- **Extrait du document**:
# # # # # # #

L’autre conséquence, c’est le droit, pour le peuple palestinien, à l’autodétermination et à la résistance à l’occupation, dans le respect du droit international coutumier et des conventions de Genève. Enfin, cela signifie qu’Israël, en tant que puissance occupante, doit assumer la responsabilité institutionnelle, financière et logistique de la sécurité et des besoins humanitaires essentiels de la population de Gaza et le respect de leurs droits fondamentaux.
Quelles pourraient être les conséquences juridiques de cet avis ?
La circulaire d’Éric Dupond-Moretti pénalisant le boycott des produits israéliens serait-elle possible aujourd’hui ?
L’avis de la CIJ, l’organe judiciaire principal des Nations unies et la plus haute juridiction internationale, servira incontestablement de référence pour les juristes du monde entier, y compris ceux des juridictions nationales et régionales. Dans les mois et les années à venir, cet avis sera fréquemment cité par les parties et les juges dans le cadre des contentieux relatifs au conflit israélo-palestinien.
Concernant la campagne « Boycott, Désinvestissement et Sanctions » (BDS), lancée par des ONG à la suite de l’avis de la CIJ de 2004, elle a déjà été jugée conforme au droit français et européen par les plus hautes juridictions nationales et régionales. Les circulaires pénalisant ces actions ont, au contraire, été déclarées illégales par la Cour européenne des droits de l’homme, qui a condamné la France en juin 2020 pour violation des articles 7 et 10 de la CEDH, notamment en raison de la restriction de la liberté d’expression et d’opinion. C’est sur le même fondement juridique que la Cour de cassation a confirmé, en octobre 2023, la légalité de la campagne BDS.

# # # # # # #

- **Données fournies**:
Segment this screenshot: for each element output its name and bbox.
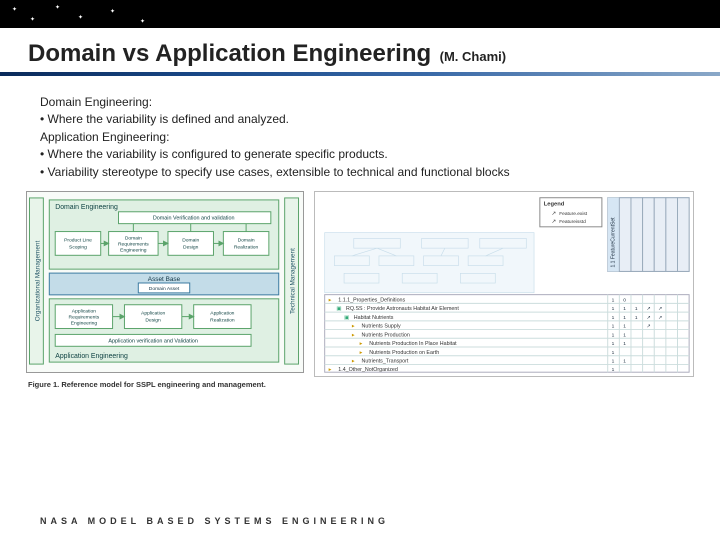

# # # # # # #

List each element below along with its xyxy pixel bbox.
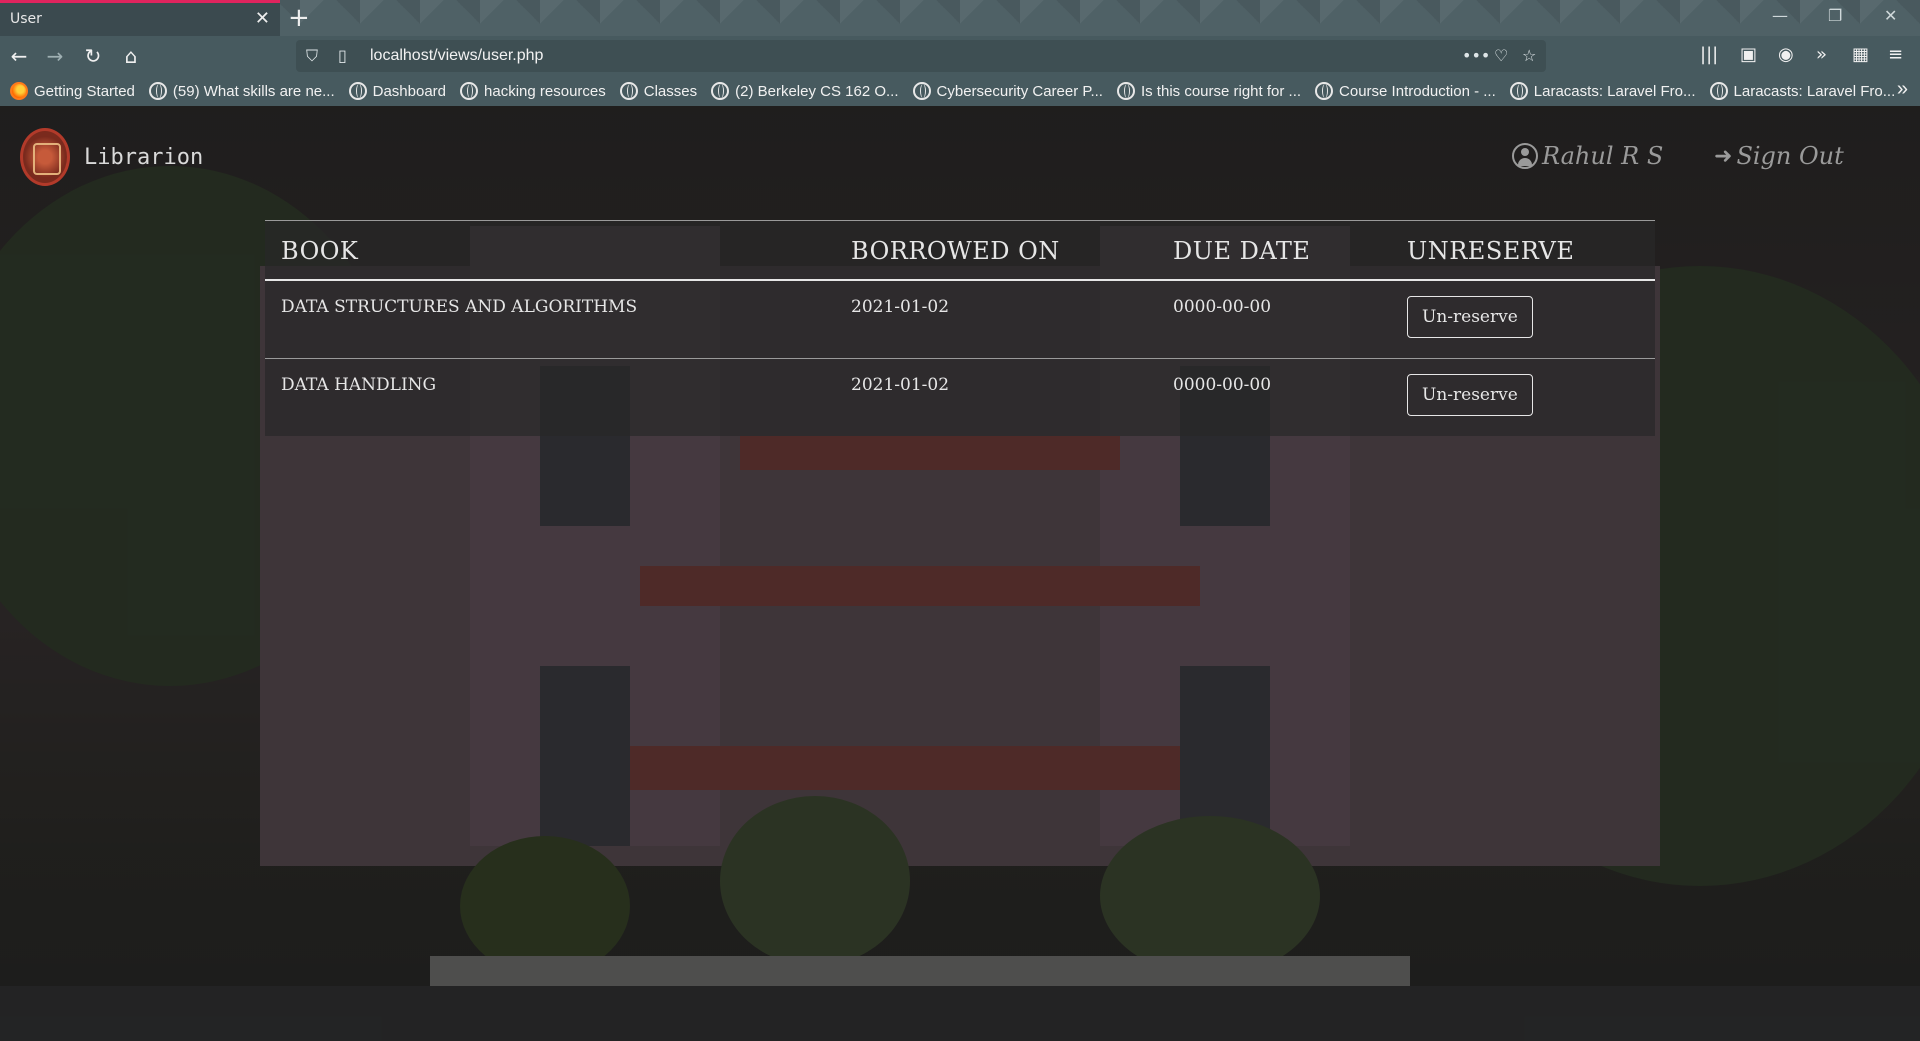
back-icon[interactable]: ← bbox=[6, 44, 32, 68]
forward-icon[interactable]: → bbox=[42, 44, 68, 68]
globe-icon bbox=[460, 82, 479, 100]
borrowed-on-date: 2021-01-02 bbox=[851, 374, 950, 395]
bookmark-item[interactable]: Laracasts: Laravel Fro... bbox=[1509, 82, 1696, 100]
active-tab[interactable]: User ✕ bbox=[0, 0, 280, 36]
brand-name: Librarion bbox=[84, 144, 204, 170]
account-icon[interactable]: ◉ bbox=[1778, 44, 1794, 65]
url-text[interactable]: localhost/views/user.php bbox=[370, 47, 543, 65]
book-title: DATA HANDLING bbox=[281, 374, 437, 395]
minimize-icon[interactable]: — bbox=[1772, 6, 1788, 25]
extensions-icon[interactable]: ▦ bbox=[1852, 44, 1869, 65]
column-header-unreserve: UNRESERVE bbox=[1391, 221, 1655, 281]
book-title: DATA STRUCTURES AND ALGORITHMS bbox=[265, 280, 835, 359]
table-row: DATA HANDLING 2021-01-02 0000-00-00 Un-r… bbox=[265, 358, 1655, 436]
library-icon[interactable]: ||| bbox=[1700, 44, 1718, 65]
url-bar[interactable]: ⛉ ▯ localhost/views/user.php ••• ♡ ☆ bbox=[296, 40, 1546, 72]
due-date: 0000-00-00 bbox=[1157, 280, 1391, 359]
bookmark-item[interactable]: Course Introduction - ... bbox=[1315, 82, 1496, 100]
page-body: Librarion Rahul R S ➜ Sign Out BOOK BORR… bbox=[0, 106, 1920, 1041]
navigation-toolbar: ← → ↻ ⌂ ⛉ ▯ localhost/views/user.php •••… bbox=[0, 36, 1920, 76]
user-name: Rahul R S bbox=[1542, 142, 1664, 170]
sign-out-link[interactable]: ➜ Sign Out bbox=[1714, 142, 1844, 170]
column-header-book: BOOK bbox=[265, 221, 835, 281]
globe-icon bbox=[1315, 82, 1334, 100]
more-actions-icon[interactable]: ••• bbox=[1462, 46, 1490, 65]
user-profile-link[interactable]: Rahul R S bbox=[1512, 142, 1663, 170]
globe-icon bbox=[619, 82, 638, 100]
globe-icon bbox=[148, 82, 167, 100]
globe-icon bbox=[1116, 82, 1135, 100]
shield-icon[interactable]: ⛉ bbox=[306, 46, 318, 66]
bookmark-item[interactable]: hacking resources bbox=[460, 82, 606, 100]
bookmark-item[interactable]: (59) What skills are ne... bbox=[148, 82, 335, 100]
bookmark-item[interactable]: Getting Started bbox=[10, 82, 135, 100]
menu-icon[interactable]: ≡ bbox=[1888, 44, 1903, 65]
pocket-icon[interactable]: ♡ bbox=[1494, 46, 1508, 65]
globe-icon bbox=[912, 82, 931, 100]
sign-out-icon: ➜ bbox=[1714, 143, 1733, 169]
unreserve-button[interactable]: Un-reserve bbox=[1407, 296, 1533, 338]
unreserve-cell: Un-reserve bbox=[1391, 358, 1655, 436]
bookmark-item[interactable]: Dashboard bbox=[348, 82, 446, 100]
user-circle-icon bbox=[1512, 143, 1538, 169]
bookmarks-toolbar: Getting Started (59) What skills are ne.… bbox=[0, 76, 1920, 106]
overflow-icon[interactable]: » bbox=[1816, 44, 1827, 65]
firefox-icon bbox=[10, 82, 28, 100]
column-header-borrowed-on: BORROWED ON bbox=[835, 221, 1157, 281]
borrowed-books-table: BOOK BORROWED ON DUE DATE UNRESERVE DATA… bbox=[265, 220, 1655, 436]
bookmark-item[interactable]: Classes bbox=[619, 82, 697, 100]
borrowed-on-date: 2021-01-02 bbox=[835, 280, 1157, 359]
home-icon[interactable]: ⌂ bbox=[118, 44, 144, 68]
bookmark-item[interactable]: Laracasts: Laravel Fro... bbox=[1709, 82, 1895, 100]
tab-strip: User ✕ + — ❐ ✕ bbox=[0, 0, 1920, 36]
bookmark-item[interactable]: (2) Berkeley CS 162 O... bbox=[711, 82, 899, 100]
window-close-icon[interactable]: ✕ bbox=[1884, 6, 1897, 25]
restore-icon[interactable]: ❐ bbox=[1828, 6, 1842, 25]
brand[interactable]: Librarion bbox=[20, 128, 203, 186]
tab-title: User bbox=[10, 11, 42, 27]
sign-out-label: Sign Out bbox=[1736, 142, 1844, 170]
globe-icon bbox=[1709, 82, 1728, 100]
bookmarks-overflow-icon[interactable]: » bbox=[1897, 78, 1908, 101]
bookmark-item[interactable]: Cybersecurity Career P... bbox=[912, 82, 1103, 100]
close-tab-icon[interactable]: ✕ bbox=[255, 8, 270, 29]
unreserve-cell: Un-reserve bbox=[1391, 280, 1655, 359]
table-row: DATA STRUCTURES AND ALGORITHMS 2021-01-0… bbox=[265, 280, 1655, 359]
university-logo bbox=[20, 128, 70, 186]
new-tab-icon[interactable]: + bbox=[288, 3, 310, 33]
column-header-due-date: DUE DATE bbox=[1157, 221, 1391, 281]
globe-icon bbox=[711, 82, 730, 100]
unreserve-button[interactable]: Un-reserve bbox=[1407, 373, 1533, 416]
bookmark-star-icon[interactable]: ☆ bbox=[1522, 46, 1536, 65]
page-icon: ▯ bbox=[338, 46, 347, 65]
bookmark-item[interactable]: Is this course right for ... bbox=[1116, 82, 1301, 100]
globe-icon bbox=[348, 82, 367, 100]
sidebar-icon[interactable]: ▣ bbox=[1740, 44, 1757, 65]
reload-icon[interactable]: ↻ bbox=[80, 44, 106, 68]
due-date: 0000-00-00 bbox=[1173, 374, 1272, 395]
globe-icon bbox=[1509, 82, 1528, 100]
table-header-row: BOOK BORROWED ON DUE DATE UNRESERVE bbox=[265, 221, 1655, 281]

# # # # # # #

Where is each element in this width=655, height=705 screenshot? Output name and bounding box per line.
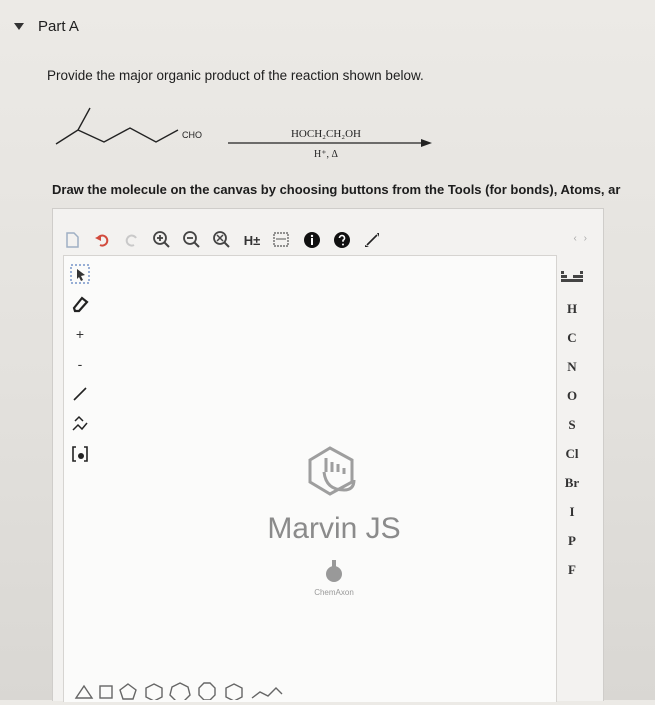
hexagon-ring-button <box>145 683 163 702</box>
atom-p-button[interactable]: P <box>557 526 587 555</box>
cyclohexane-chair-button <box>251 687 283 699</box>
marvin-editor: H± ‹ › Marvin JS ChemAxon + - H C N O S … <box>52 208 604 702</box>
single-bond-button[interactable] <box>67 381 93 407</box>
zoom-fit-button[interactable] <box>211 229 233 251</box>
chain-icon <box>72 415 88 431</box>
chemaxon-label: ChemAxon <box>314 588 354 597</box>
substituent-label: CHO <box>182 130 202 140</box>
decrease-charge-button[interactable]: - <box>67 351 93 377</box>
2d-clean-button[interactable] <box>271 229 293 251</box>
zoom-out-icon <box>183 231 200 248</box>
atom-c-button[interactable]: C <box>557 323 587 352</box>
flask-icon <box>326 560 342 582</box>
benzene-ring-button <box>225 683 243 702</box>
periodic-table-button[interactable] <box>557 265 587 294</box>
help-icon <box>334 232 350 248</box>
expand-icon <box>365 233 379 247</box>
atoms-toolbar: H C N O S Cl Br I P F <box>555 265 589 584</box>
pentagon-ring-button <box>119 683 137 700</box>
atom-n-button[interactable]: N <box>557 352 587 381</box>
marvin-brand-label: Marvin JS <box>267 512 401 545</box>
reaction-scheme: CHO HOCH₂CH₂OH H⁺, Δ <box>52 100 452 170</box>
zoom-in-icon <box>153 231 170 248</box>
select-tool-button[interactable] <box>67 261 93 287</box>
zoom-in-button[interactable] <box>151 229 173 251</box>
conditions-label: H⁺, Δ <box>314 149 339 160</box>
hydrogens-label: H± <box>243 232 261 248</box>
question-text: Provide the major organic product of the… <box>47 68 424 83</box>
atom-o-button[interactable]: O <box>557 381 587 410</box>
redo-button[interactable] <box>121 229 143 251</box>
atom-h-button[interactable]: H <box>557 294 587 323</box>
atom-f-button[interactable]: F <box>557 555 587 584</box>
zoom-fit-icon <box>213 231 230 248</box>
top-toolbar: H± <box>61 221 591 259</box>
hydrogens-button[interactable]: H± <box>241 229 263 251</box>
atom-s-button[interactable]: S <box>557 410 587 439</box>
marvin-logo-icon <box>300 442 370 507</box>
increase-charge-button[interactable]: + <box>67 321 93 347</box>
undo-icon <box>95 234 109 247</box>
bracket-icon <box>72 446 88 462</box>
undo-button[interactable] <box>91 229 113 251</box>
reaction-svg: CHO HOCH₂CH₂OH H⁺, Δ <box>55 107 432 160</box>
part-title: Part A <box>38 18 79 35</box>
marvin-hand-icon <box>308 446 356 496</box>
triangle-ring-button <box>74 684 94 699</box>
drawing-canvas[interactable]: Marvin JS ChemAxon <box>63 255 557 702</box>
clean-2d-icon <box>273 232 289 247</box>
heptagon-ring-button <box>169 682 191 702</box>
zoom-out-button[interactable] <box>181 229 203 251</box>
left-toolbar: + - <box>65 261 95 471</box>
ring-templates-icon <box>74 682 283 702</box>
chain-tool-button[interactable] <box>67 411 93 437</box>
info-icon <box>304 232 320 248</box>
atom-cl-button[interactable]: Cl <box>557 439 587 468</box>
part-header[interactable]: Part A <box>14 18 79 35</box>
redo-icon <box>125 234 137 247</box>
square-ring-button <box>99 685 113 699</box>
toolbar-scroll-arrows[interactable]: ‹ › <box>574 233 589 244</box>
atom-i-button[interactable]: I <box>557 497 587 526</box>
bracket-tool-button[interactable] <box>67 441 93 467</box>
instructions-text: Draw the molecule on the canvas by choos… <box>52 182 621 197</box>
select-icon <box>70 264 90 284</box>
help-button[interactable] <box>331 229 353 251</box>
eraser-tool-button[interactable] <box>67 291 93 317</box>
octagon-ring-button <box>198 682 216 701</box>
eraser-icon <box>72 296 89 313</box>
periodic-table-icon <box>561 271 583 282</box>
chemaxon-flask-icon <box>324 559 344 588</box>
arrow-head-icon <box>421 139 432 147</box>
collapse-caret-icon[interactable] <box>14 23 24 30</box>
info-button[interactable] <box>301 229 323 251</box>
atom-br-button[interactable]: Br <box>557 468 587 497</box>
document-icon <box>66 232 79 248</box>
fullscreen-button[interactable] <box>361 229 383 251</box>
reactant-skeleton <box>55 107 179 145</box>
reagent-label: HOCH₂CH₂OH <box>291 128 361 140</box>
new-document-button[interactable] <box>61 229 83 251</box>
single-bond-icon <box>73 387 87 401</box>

# # # # # # #

- **Travaux demandés**:
(1) Dans la liste, modifiez tout ce qui va de la ligne contenant « List each element » jusqu'à celle contenant « menu-icon[interactable]: ≡ bbox=[1888, 44, 1903, 65] » en remplaçant « globe-icon » par « world-icon », le reste demeurant inchangé. N'incluez pas les images dans votre réponse.
(2) Reprenez l'extrait sur l'avis de la CIJ et ses conséquences juridiques à partir du point où il s'arrête.

- **Résultats des travaux**:
(1)
List each element below along with its xyxy pixel bbox.
back-icon[interactable]: ← bbox=[6, 44, 32, 68]
forward-icon[interactable]: → bbox=[42, 44, 68, 68]
world-icon bbox=[460, 82, 479, 100]
borrowed-on-date: 2021-01-02 bbox=[851, 374, 950, 395]
bookmark-item[interactable]: Laracasts: Laravel Fro... bbox=[1509, 82, 1696, 100]
active-tab[interactable]: User ✕ bbox=[0, 0, 280, 36]
brand-name: Librarion bbox=[84, 144, 204, 170]
account-icon[interactable]: ◉ bbox=[1778, 44, 1794, 65]
url-text[interactable]: localhost/views/user.php bbox=[370, 47, 543, 65]
book-title: DATA HANDLING bbox=[281, 374, 437, 395]
minimize-icon[interactable]: — bbox=[1772, 6, 1788, 25]
extensions-icon[interactable]: ▦ bbox=[1852, 44, 1869, 65]
column-header-unreserve: UNRESERVE bbox=[1391, 221, 1655, 281]
book-title: DATA STRUCTURES AND ALGORITHMS bbox=[265, 280, 835, 359]
table-row: DATA HANDLING 2021-01-02 0000-00-00 Un-r… bbox=[265, 358, 1655, 436]
library-icon[interactable]: ||| bbox=[1700, 44, 1718, 65]
url-bar[interactable]: ⛉ ▯ localhost/views/user.php ••• ♡ ☆ bbox=[296, 40, 1546, 72]
due-date: 0000-00-00 bbox=[1157, 280, 1391, 359]
bookmark-item[interactable]: Course Introduction - ... bbox=[1315, 82, 1496, 100]
page-body: Librarion Rahul R S ➜ Sign Out BOOK BORR… bbox=[0, 106, 1920, 1041]
navigation-toolbar: ← → ↻ ⌂ ⛉ ▯ localhost/views/user.php •••… bbox=[0, 36, 1920, 76]
user-name: Rahul R S bbox=[1542, 142, 1664, 170]
sign-out-link[interactable]: ➜ Sign Out bbox=[1714, 142, 1844, 170]
column-header-book: BOOK bbox=[265, 221, 835, 281]
world-icon bbox=[1315, 82, 1334, 100]
more-actions-icon[interactable]: ••• bbox=[1462, 46, 1490, 65]
user-profile-link[interactable]: Rahul R S bbox=[1512, 142, 1663, 170]
world-icon bbox=[619, 82, 638, 100]
world-icon bbox=[148, 82, 167, 100]
world-icon bbox=[1116, 82, 1135, 100]
shield-icon[interactable]: ⛉ bbox=[306, 46, 318, 66]
bookmark-item[interactable]: hacking resources bbox=[460, 82, 606, 100]
bookmark-item[interactable]: (59) What skills are ne... bbox=[148, 82, 335, 100]
bookmark-item[interactable]: Getting Started bbox=[10, 82, 135, 100]
menu-icon[interactable]: ≡ bbox=[1888, 44, 1903, 65]

(2)
En réalité, l’avis de la CIJ représente un changement de paradigme. Il établit non seulement que l’appel au boycott des produits israéliens n’est pas interdit, mais oblige les États à ne pas « prêter aide ou assistance à des activités d’implantation illégales » et de s’abstenir de maintenir des « relations économiques ou commerciales avec Israël qui seraient de nature à renforcer la présence illicite de ce dernier dans ce territoire ». Ainsi, le boycott des produits issus des colonies ne relève plus seulement de la liberté individuelle, mais constitue une obligation juridique pour tous les États (paragraphes 277-279).
Cet avis pourrait-il influencer le soutien inconditionnel des États-Unis à Israël ?
Benyamin Netanyahou doit rencontrer Joe Biden et Kamala Harris jeudi 25 juillet 2024, Donald Trump le lendemain.
Il s’agit davantage d’une question politique que juridique, mais qui soulève une question fondamentale pour les États, particulièrement pour les démocraties occidentales, en ce qui concerne la crédibilité de leur discours concernant le droit international. Comment peuvent-elles continuer à revendiquer une forme de supériorité morale, celle de la prévalence du droit et de la démocratie sur la force et l’autoritarisme, si les violations flagrantes des principes fondamentaux du droit international – comme l’interdiction d’acquérir un territoire par la force ; le droit des peuples à l’autodétermination ; les obligations d’humanité, de distinction, de précaution dans les combats ; l’interdiction de la ségrégation et de l’apartheid – ne sont pas condamnées et sanctionnées lorsqu’elles sont commises par un allié ?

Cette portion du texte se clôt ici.